> _YOUR OBJECTIVE_:
Only the number is wanted: how many lines hold the word "home"?

[start DATA EXCERPTS]

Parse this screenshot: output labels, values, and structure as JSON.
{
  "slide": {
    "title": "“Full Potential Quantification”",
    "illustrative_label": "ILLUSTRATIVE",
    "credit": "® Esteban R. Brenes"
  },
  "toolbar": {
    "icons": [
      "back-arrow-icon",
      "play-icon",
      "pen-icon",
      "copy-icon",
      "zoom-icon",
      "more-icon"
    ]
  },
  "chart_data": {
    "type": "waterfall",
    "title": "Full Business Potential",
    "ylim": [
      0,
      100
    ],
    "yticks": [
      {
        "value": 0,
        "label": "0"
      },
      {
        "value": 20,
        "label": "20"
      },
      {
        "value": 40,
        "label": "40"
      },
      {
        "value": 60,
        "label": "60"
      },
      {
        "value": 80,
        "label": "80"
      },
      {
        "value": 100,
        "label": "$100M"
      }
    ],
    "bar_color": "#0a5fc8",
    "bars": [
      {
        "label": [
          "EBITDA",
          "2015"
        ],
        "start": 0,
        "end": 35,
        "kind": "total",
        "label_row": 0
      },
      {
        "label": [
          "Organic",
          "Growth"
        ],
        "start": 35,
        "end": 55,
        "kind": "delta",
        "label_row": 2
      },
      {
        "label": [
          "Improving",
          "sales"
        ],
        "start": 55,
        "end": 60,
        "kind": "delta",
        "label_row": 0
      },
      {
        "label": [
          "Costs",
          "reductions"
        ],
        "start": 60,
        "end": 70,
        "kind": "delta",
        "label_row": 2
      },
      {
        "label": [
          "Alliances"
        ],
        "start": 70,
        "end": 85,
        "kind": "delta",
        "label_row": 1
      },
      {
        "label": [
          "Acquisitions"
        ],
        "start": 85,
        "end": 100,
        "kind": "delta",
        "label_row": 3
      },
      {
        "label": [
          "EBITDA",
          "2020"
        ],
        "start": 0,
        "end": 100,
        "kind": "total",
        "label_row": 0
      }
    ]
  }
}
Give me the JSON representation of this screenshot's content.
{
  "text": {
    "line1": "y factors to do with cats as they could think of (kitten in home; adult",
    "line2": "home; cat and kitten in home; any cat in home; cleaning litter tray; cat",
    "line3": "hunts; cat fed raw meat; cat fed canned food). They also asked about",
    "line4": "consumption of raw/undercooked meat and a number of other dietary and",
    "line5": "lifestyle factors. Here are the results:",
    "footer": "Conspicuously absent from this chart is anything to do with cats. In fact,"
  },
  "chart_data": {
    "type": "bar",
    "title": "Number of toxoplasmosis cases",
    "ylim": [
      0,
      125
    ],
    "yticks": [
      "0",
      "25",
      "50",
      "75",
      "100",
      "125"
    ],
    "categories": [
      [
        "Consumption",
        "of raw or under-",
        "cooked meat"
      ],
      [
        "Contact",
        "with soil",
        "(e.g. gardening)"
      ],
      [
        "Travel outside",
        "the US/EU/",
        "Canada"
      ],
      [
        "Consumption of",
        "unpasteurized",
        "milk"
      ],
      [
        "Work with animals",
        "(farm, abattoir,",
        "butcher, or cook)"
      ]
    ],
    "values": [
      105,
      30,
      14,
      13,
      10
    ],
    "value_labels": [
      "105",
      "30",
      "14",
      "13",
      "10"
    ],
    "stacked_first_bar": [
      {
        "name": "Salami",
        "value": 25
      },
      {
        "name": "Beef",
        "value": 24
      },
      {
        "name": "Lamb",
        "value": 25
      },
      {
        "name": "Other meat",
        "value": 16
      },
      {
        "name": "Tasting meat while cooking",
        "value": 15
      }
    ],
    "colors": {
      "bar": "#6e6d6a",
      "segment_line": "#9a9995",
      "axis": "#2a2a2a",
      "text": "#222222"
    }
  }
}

[end DATA EXCERPTS]

> _FULL ANSWER_:
2